— Begin Dataset records —
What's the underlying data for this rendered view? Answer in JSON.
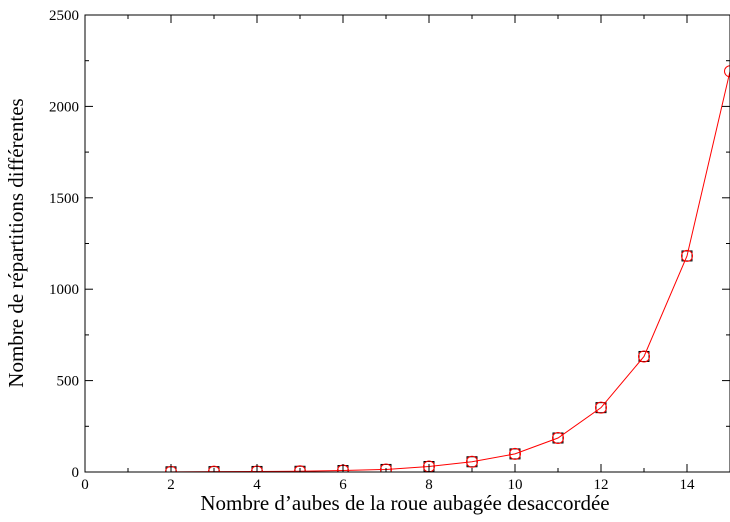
{
  "chart_data": {
    "type": "line",
    "title": "",
    "xlabel": "Nombre d’aubes de la roue aubagée desaccordée",
    "ylabel": "Nombre de répartitions différentes",
    "xlim": [
      0,
      15
    ],
    "ylim": [
      0,
      2500
    ],
    "xticks": [
      0,
      2,
      4,
      6,
      8,
      10,
      12,
      14
    ],
    "yticks": [
      0,
      500,
      1000,
      1500,
      2000,
      2500
    ],
    "xtick_labels": [
      "0",
      "2",
      "4",
      "6",
      "8",
      "10",
      "12",
      "14"
    ],
    "ytick_labels": [
      "0",
      "500",
      "1000",
      "1500",
      "2000",
      "2500"
    ],
    "grid": false,
    "legend": "none",
    "series": [
      {
        "marker": "square",
        "color": "#000000",
        "x": [
          2,
          3,
          4,
          5,
          6,
          7,
          8,
          9,
          10,
          11,
          12,
          13,
          14
        ],
        "y": [
          1,
          2,
          3,
          4,
          8,
          14,
          30,
          56,
          99,
          186,
          352,
          632,
          1182
        ]
      },
      {
        "marker": "circle",
        "color": "#ff0000",
        "line": true,
        "x": [
          2,
          3,
          4,
          5,
          6,
          7,
          8,
          9,
          10,
          11,
          12,
          13,
          14,
          15
        ],
        "y": [
          1,
          2,
          3,
          4,
          8,
          14,
          30,
          56,
          99,
          186,
          352,
          632,
          1182,
          2192
        ]
      }
    ]
  }
}
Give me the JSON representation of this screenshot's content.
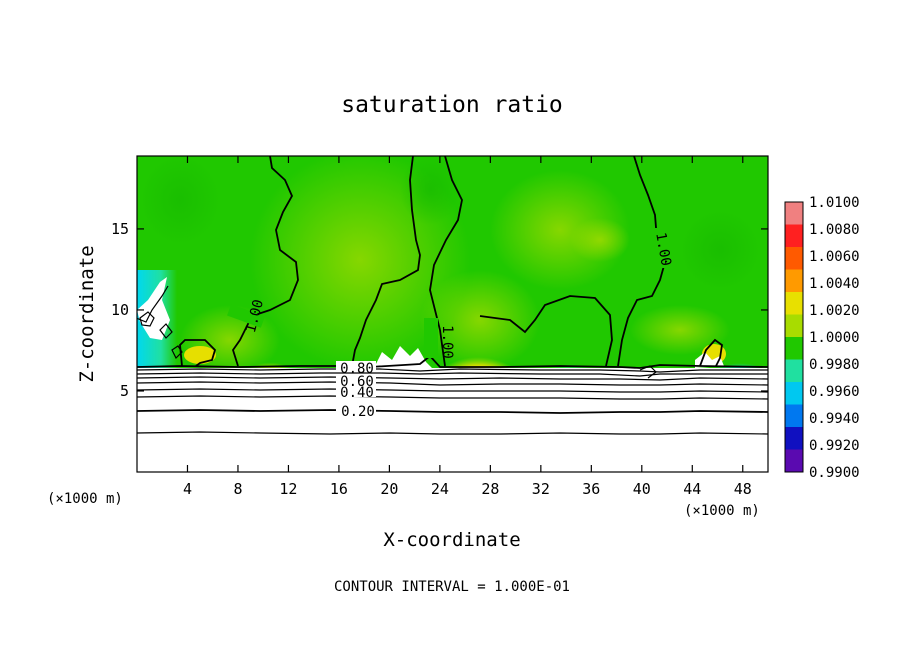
{
  "chart_data": {
    "type": "heatmap",
    "title": "saturation ratio",
    "xlabel": "X-coordinate",
    "ylabel": "Z-coordinate",
    "x_unit_left": "(×1000 m)",
    "x_unit_right": "(×1000 m)",
    "xlim": [
      0,
      50
    ],
    "ylim": [
      0,
      19.5
    ],
    "x_ticks": [
      4,
      8,
      12,
      16,
      20,
      24,
      28,
      32,
      36,
      40,
      44,
      48
    ],
    "y_ticks": [
      5,
      10,
      15
    ],
    "x_tick_labels": [
      "4",
      "8",
      "12",
      "16",
      "20",
      "24",
      "28",
      "32",
      "36",
      "40",
      "44",
      "48"
    ],
    "y_tick_labels": [
      "5",
      "10",
      "15"
    ],
    "footer": "CONTOUR INTERVAL = 1.000E-01",
    "colorbar": {
      "levels": [
        1.01,
        1.008,
        1.006,
        1.004,
        1.002,
        1.0,
        0.998,
        0.996,
        0.994,
        0.992,
        0.99
      ],
      "labels": [
        "1.0100",
        "1.0080",
        "1.0060",
        "1.0040",
        "1.0020",
        "1.0000",
        "0.9980",
        "0.9960",
        "0.9940",
        "0.9920",
        "0.9900"
      ],
      "colors": [
        "#f08080",
        "#ff2020",
        "#ff5a00",
        "#ff9a00",
        "#e8e000",
        "#a8dc00",
        "#20c800",
        "#20e0a0",
        "#00c8f0",
        "#0078f0",
        "#1010c0",
        "#5a0ab0"
      ]
    },
    "contour_labels": [
      {
        "text": "1.00",
        "x": 9.3,
        "z": 10.0
      },
      {
        "text": "1.00",
        "x": 23.7,
        "z": 8.4
      },
      {
        "text": "1.00",
        "x": 41.2,
        "z": 14.0
      },
      {
        "text": "0.80",
        "x": 17.5,
        "z": 6.6
      },
      {
        "text": "0.60",
        "x": 17.5,
        "z": 5.9
      },
      {
        "text": "0.40",
        "x": 17.5,
        "z": 5.0
      },
      {
        "text": "0.20",
        "x": 17.5,
        "z": 3.8
      }
    ],
    "lower_contours": [
      {
        "z": 6.75,
        "level": "0.90"
      },
      {
        "z": 6.5,
        "level": "0.80"
      },
      {
        "z": 6.15,
        "level": "0.70"
      },
      {
        "z": 5.75,
        "level": "0.60"
      },
      {
        "z": 5.3,
        "level": "0.50"
      },
      {
        "z": 4.85,
        "level": "0.40"
      },
      {
        "z": 4.35,
        "level": "0.30"
      },
      {
        "z": 3.8,
        "level": "0.20"
      },
      {
        "z": 2.4,
        "level": "0.10"
      }
    ]
  }
}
— End Dataset records —
Omit all pictures while transcribing the entries verbatim.

__Response__
What's the underlying data for this rendered view? Answer in JSON.
{
  "chart_data": {
    "type": "line",
    "title": "",
    "xlabel": "Nombre d’aubes de la roue aubagée desaccordée",
    "ylabel": "Nombre de répartitions différentes",
    "xlim": [
      0,
      15
    ],
    "ylim": [
      0,
      2500
    ],
    "xticks": [
      0,
      2,
      4,
      6,
      8,
      10,
      12,
      14
    ],
    "yticks": [
      0,
      500,
      1000,
      1500,
      2000,
      2500
    ],
    "xtick_labels": [
      "0",
      "2",
      "4",
      "6",
      "8",
      "10",
      "12",
      "14"
    ],
    "ytick_labels": [
      "0",
      "500",
      "1000",
      "1500",
      "2000",
      "2500"
    ],
    "grid": false,
    "legend": "none",
    "series": [
      {
        "marker": "square",
        "color": "#000000",
        "x": [
          2,
          3,
          4,
          5,
          6,
          7,
          8,
          9,
          10,
          11,
          12,
          13,
          14
        ],
        "y": [
          1,
          2,
          3,
          4,
          8,
          14,
          30,
          56,
          99,
          186,
          352,
          632,
          1182
        ]
      },
      {
        "marker": "circle",
        "color": "#ff0000",
        "line": true,
        "x": [
          2,
          3,
          4,
          5,
          6,
          7,
          8,
          9,
          10,
          11,
          12,
          13,
          14,
          15
        ],
        "y": [
          1,
          2,
          3,
          4,
          8,
          14,
          30,
          56,
          99,
          186,
          352,
          632,
          1182,
          2192
        ]
      }
    ]
  }
}
Give me the JSON representation of this screenshot's content.
{
  "chart_data": {
    "type": "heatmap",
    "title": "saturation ratio",
    "xlabel": "X-coordinate",
    "ylabel": "Z-coordinate",
    "x_unit_left": "(×1000 m)",
    "x_unit_right": "(×1000 m)",
    "xlim": [
      0,
      50
    ],
    "ylim": [
      0,
      19.5
    ],
    "x_ticks": [
      4,
      8,
      12,
      16,
      20,
      24,
      28,
      32,
      36,
      40,
      44,
      48
    ],
    "y_ticks": [
      5,
      10,
      15
    ],
    "x_tick_labels": [
      "4",
      "8",
      "12",
      "16",
      "20",
      "24",
      "28",
      "32",
      "36",
      "40",
      "44",
      "48"
    ],
    "y_tick_labels": [
      "5",
      "10",
      "15"
    ],
    "footer": "CONTOUR INTERVAL = 1.000E-01",
    "colorbar": {
      "levels": [
        1.01,
        1.008,
        1.006,
        1.004,
        1.002,
        1.0,
        0.998,
        0.996,
        0.994,
        0.992,
        0.99
      ],
      "labels": [
        "1.0100",
        "1.0080",
        "1.0060",
        "1.0040",
        "1.0020",
        "1.0000",
        "0.9980",
        "0.9960",
        "0.9940",
        "0.9920",
        "0.9900"
      ],
      "colors": [
        "#f08080",
        "#ff2020",
        "#ff5a00",
        "#ff9a00",
        "#e8e000",
        "#a8dc00",
        "#20c800",
        "#20e0a0",
        "#00c8f0",
        "#0078f0",
        "#1010c0",
        "#5a0ab0"
      ]
    },
    "contour_labels": [
      {
        "text": "1.00",
        "x": 9.3,
        "z": 10.0
      },
      {
        "text": "1.00",
        "x": 23.7,
        "z": 8.4
      },
      {
        "text": "1.00",
        "x": 41.2,
        "z": 14.0
      },
      {
        "text": "0.80",
        "x": 17.5,
        "z": 6.6
      },
      {
        "text": "0.60",
        "x": 17.5,
        "z": 5.9
      },
      {
        "text": "0.40",
        "x": 17.5,
        "z": 5.0
      },
      {
        "text": "0.20",
        "x": 17.5,
        "z": 3.8
      }
    ],
    "lower_contours": [
      {
        "z": 6.75,
        "level": "0.90"
      },
      {
        "z": 6.5,
        "level": "0.80"
      },
      {
        "z": 6.15,
        "level": "0.70"
      },
      {
        "z": 5.75,
        "level": "0.60"
      },
      {
        "z": 5.3,
        "level": "0.50"
      },
      {
        "z": 4.85,
        "level": "0.40"
      },
      {
        "z": 4.35,
        "level": "0.30"
      },
      {
        "z": 3.8,
        "level": "0.20"
      },
      {
        "z": 2.4,
        "level": "0.10"
      }
    ]
  }
}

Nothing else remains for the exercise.